◆ **Stated goal**: In this exercise, return the whole listing exactly, excluding any images.

--- Begin ---

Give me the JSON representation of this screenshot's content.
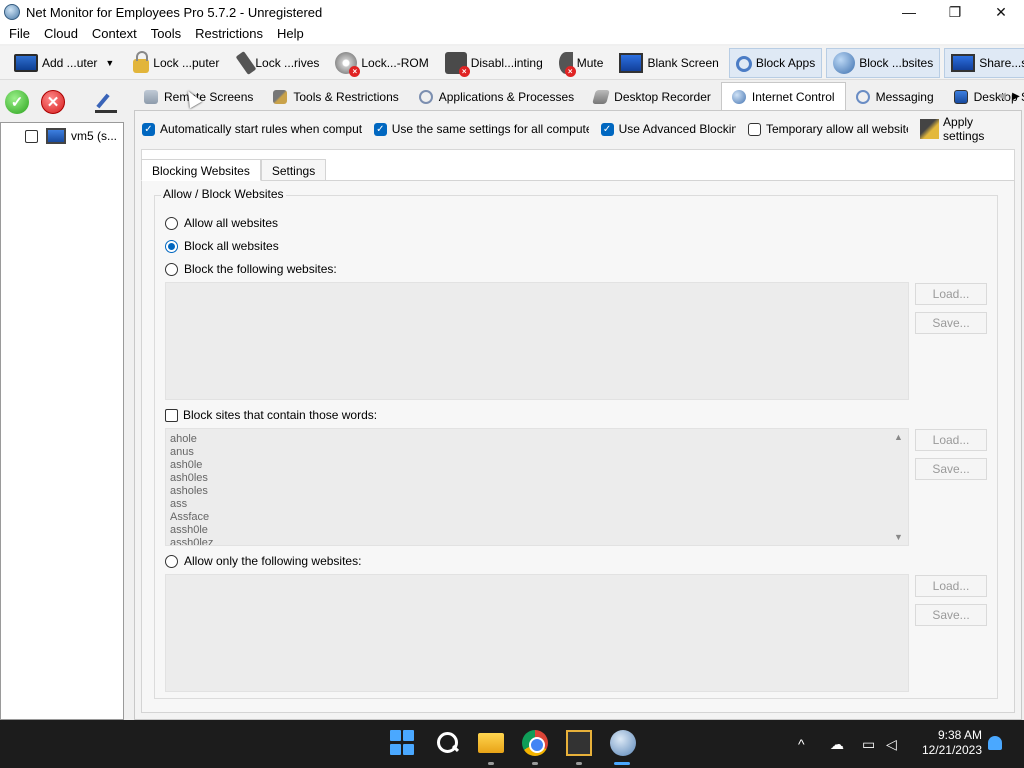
{
  "window": {
    "title": "Net Monitor for Employees Pro 5.7.2 - Unregistered",
    "minimize": "—",
    "maximize": "❐",
    "close": "✕"
  },
  "menu": [
    "File",
    "Cloud",
    "Context",
    "Tools",
    "Restrictions",
    "Help"
  ],
  "toolbar": {
    "add_computer": "Add ...uter",
    "lock_computer": "Lock ...puter",
    "lock_drives": "Lock ...rives",
    "lock_cdrom": "Lock...-ROM",
    "disable_printing": "Disabl...inting",
    "mute": "Mute",
    "blank_screen": "Blank Screen",
    "block_apps": "Block Apps",
    "block_websites": "Block ...bsites",
    "share_desktop": "Share...sktop"
  },
  "tree": {
    "computer_label": "vm5 (s..."
  },
  "tabs": [
    "Remote Screens",
    "Tools & Restrictions",
    "Applications & Processes",
    "Desktop Recorder",
    "Internet Control",
    "Messaging",
    "Desktop Shar"
  ],
  "options": {
    "auto_start": "Automatically start rules when computer is star",
    "same_settings": "Use the same settings for all computers",
    "advanced_blocking": "Use Advanced Blocking",
    "temp_allow": "Temporary allow all websites",
    "apply": "Apply settings"
  },
  "subtabs": [
    "Blocking Websites",
    "Settings"
  ],
  "group": {
    "title": "Allow / Block Websites",
    "allow_all": "Allow all websites",
    "block_all": "Block all websites",
    "block_following": "Block the following websites:",
    "block_words": "Block sites that contain those words:",
    "allow_only": "Allow only the following websites:",
    "selected": "block_all"
  },
  "buttons": {
    "load": "Load...",
    "save": "Save..."
  },
  "words": [
    "ahole",
    "anus",
    "ash0le",
    "ash0les",
    "asholes",
    "ass",
    "Assface",
    "assh0le",
    "assh0lez"
  ],
  "taskbar": {
    "time": "9:38 AM",
    "date": "12/21/2023"
  },
  "colors": {
    "accent": "#0067c0",
    "taskbar": "#1c1c1c"
  }
}
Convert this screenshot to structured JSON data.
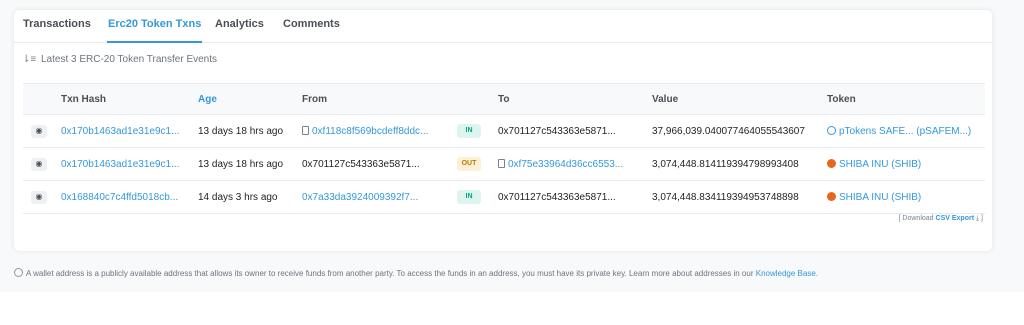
{
  "tabs": [
    "Transactions",
    "Erc20 Token Txns",
    "Analytics",
    "Comments"
  ],
  "summary": "Latest 3 ERC-20 Token Transfer Events",
  "columns": {
    "txn": "Txn Hash",
    "age": "Age",
    "from": "From",
    "to": "To",
    "value": "Value",
    "token": "Token"
  },
  "rows": [
    {
      "hash": "0x170b1463ad1e31e9c1...",
      "age": "13 days 18 hrs ago",
      "from": "0xf118c8f569bcdeff8ddc...",
      "direction": "IN",
      "to": "0x701127c543363e5871...",
      "value": "37,966,039.040077464055543607",
      "token": "pTokens SAFE... (pSAFEM...)"
    },
    {
      "hash": "0x170b1463ad1e31e9c1...",
      "age": "13 days 18 hrs ago",
      "from": "0x701127c543363e5871...",
      "direction": "OUT",
      "to": "0xf75e33964d36cc6553...",
      "value": "3,074,448.814119394798993408",
      "token": "SHIBA INU (SHIB)"
    },
    {
      "hash": "0x168840c7c4ffd5018cb...",
      "age": "14 days 3 hrs ago",
      "from": "0x7a33da3924009392f7...",
      "direction": "IN",
      "to": "0x701127c543363e5871...",
      "value": "3,074,448.834119394953748898",
      "token": "SHIBA INU (SHIB)"
    }
  ],
  "download": {
    "prefix": "[ Download",
    "csv": "CSV Export",
    "suffix": "]"
  },
  "footer": {
    "text": "A wallet address is a publicly available address that allows its owner to receive funds from another party. To access the funds in an address, you must have its private key. Learn more about addresses in our",
    "link": "Knowledge Base",
    "end": "."
  },
  "colors": {
    "accent": "#3498db",
    "in_badge": "#00a186",
    "out_badge": "#b47d00"
  }
}
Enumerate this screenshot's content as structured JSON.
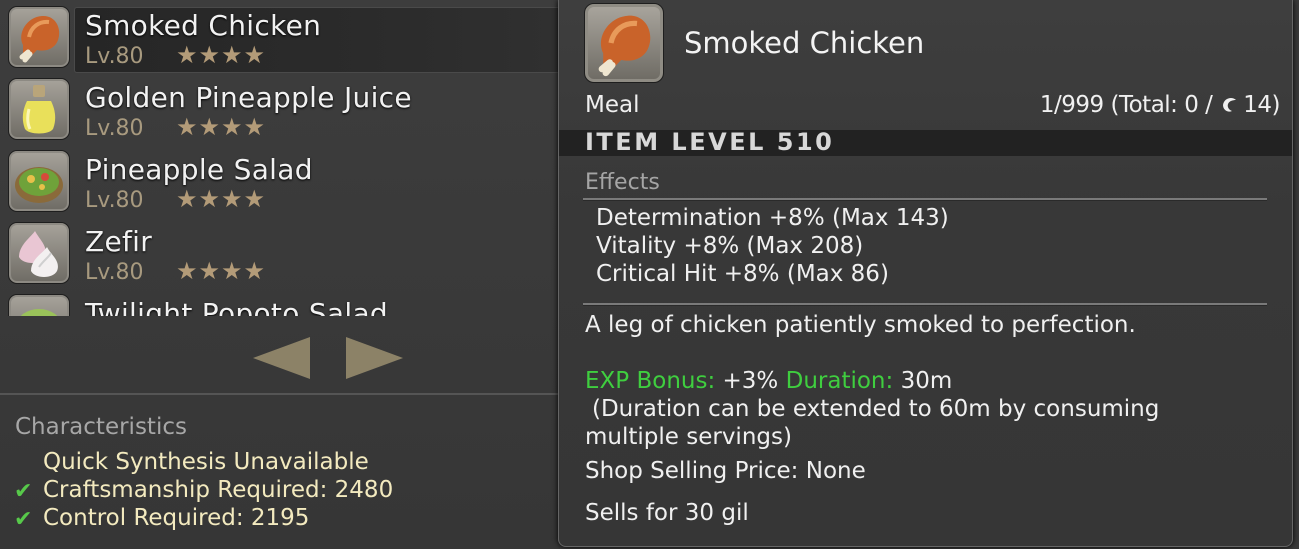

--- End ---

◆ **Response to this task**:
Give me the JSON representation of this screenshot's content.
{
  "window": {
    "title": "Net Monitor for Employees Pro 5.7.2 - Unregistered",
    "minimize": "—",
    "maximize": "❐",
    "close": "✕"
  },
  "menu": [
    "File",
    "Cloud",
    "Context",
    "Tools",
    "Restrictions",
    "Help"
  ],
  "toolbar": {
    "add_computer": "Add ...uter",
    "lock_computer": "Lock ...puter",
    "lock_drives": "Lock ...rives",
    "lock_cdrom": "Lock...-ROM",
    "disable_printing": "Disabl...inting",
    "mute": "Mute",
    "blank_screen": "Blank Screen",
    "block_apps": "Block Apps",
    "block_websites": "Block ...bsites",
    "share_desktop": "Share...sktop"
  },
  "tree": {
    "computer_label": "vm5 (s..."
  },
  "tabs": [
    "Remote Screens",
    "Tools & Restrictions",
    "Applications & Processes",
    "Desktop Recorder",
    "Internet Control",
    "Messaging",
    "Desktop Shar"
  ],
  "options": {
    "auto_start": "Automatically start rules when computer is star",
    "same_settings": "Use the same settings for all computers",
    "advanced_blocking": "Use Advanced Blocking",
    "temp_allow": "Temporary allow all websites",
    "apply": "Apply settings"
  },
  "subtabs": [
    "Blocking Websites",
    "Settings"
  ],
  "group": {
    "title": "Allow / Block Websites",
    "allow_all": "Allow all websites",
    "block_all": "Block all websites",
    "block_following": "Block the following websites:",
    "block_words": "Block sites that contain those words:",
    "allow_only": "Allow only the following websites:",
    "selected": "block_all"
  },
  "buttons": {
    "load": "Load...",
    "save": "Save..."
  },
  "words": [
    "ahole",
    "anus",
    "ash0le",
    "ash0les",
    "asholes",
    "ass",
    "Assface",
    "assh0le",
    "assh0lez"
  ],
  "taskbar": {
    "time": "9:38 AM",
    "date": "12/21/2023"
  },
  "colors": {
    "accent": "#0067c0",
    "taskbar": "#1c1c1c"
  }
}
Convert this screenshot to structured JSON data.
{
  "tabs": [
    "Transactions",
    "Erc20 Token Txns",
    "Analytics",
    "Comments"
  ],
  "summary": "Latest 3 ERC-20 Token Transfer Events",
  "columns": {
    "txn": "Txn Hash",
    "age": "Age",
    "from": "From",
    "to": "To",
    "value": "Value",
    "token": "Token"
  },
  "rows": [
    {
      "hash": "0x170b1463ad1e31e9c1...",
      "age": "13 days 18 hrs ago",
      "from": "0xf118c8f569bcdeff8ddc...",
      "direction": "IN",
      "to": "0x701127c543363e5871...",
      "value": "37,966,039.040077464055543607",
      "token": "pTokens SAFE... (pSAFEM...)"
    },
    {
      "hash": "0x170b1463ad1e31e9c1...",
      "age": "13 days 18 hrs ago",
      "from": "0x701127c543363e5871...",
      "direction": "OUT",
      "to": "0xf75e33964d36cc6553...",
      "value": "3,074,448.814119394798993408",
      "token": "SHIBA INU (SHIB)"
    },
    {
      "hash": "0x168840c7c4ffd5018cb...",
      "age": "14 days 3 hrs ago",
      "from": "0x7a33da3924009392f7...",
      "direction": "IN",
      "to": "0x701127c543363e5871...",
      "value": "3,074,448.834119394953748898",
      "token": "SHIBA INU (SHIB)"
    }
  ],
  "download": {
    "prefix": "[ Download",
    "csv": "CSV Export",
    "suffix": "]"
  },
  "footer": {
    "text": "A wallet address is a publicly available address that allows its owner to receive funds from another party. To access the funds in an address, you must have its private key. Learn more about addresses in our",
    "link": "Knowledge Base",
    "end": "."
  },
  "colors": {
    "accent": "#3498db",
    "in_badge": "#00a186",
    "out_badge": "#b47d00"
  }
}
Enumerate this screenshot's content as structured JSON.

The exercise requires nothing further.